**Excerpt:**
The Queensland Mines Inspectorate and mining unions are investigating a series alleged coal gas leaks at the Collinsville mine.
On Friday three workers were forced to evacuate from an area undergoing dragline operations after high gas levels were detected, A Department of Employment, Economic Development and Education spokesperson said.
Last month a female truck driver was also exposed to high gas levels, and reported symptoms of gas exposure.
A mines inspector and DEEDI representative have already visited the site to uncover the cause of the leaks, the Daily Mercury reports.
According to the DEEDI the Collinsville coal mine’s seam is historically known to be prone to emissions, however the CFMEU pointed the finger at management on the site.
"(The gas leaks) are from years and years of mismanagement," CFMEU industry safety and health officer Tim Whyte said.
"The mines need to have stringent controls in place… at the moment there are only temporary measures.
"Humans cannot smell or see the gases… exposure to the gasses can be fatal."
A directive was already in place which required the mine operator – Thiess – to review the coal mine’s safety system regarding mitigation of gas related accidents and the heating of exposed seams.
At the Hazelwood Power Station a two kilometre coal seam caught fire in 2006.
Similarly, Burning Mountain in the Hunter Valley is coal seam that is believed to have been burning slowly for the last 6000 years.
Thiess confirmed that no one was injured in the gas leak on Friday.
The coal mine is a joint venture between Xstrata, Itochu, and Sumitomo.

[Dataset lines]
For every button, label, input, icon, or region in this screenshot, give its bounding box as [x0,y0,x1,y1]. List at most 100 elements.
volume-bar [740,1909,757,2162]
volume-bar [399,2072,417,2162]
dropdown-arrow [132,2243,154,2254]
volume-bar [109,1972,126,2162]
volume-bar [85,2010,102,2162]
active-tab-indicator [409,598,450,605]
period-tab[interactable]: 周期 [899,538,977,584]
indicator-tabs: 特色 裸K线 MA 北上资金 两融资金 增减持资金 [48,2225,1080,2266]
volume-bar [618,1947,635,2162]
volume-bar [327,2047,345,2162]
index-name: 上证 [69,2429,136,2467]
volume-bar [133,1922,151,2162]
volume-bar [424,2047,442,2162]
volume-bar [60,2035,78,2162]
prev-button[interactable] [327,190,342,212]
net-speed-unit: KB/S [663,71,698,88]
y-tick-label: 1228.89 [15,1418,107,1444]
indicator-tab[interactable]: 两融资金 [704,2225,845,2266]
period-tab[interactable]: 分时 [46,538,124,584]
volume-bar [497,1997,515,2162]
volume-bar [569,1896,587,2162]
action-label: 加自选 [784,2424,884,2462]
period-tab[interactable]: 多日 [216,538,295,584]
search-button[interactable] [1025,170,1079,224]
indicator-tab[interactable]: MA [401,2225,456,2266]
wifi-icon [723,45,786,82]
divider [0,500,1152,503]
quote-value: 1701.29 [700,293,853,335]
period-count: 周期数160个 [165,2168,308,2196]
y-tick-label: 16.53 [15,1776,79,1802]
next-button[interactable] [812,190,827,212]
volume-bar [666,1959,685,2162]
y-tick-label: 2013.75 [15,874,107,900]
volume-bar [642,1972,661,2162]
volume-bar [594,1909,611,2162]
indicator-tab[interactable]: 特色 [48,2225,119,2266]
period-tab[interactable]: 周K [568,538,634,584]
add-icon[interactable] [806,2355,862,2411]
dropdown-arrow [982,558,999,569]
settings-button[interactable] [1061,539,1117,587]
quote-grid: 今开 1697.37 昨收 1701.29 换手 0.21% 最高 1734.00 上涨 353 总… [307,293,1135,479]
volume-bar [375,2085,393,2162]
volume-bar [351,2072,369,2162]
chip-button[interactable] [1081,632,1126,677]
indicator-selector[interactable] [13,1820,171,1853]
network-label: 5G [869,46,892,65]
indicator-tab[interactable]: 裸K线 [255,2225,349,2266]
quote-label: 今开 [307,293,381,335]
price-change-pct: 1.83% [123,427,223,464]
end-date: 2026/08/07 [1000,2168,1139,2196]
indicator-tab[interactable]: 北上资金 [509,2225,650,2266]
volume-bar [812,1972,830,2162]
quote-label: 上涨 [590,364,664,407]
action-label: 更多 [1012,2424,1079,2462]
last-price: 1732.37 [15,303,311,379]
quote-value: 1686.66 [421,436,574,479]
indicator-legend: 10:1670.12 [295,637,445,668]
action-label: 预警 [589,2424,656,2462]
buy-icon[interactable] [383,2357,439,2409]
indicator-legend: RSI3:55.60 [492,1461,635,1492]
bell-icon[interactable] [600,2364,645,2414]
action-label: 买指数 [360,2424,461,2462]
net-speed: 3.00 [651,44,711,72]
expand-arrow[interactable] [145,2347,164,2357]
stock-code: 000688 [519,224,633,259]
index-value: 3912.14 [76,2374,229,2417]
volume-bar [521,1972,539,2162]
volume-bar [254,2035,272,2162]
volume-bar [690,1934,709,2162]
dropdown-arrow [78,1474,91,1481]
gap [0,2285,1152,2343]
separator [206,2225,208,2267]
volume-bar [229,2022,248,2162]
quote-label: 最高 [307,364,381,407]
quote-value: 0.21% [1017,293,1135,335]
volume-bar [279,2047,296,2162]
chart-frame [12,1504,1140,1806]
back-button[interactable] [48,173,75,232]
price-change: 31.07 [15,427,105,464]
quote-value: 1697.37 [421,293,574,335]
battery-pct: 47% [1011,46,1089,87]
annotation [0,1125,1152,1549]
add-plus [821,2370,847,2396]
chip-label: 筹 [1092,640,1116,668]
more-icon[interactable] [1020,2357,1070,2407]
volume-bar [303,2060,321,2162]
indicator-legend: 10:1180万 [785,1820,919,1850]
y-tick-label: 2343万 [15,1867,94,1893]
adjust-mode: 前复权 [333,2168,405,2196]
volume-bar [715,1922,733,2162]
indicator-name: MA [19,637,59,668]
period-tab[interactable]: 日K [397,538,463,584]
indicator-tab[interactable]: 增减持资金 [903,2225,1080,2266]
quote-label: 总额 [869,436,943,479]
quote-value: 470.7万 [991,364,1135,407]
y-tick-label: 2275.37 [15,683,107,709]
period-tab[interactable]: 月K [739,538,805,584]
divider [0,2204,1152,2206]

**Work item:** Quote the passage of the article on the Collinsville mine gas leaks starting with "A mines inspector" and going on through "only temporary measures.".

**Response for this exercise:**
A mines inspector and DEEDI representative have already visited the site to uncover the cause of the leaks, the Daily Mercury reports.
According to the DEEDI the Collinsville coal mine’s seam is historically known to be prone to emissions, however the CFMEU pointed the finger at management on the site.
"(The gas leaks) are from years and years of mismanagement," CFMEU industry safety and health officer Tim Whyte said.
"The mines need to have stringent controls in place… at the moment there are only temporary measures.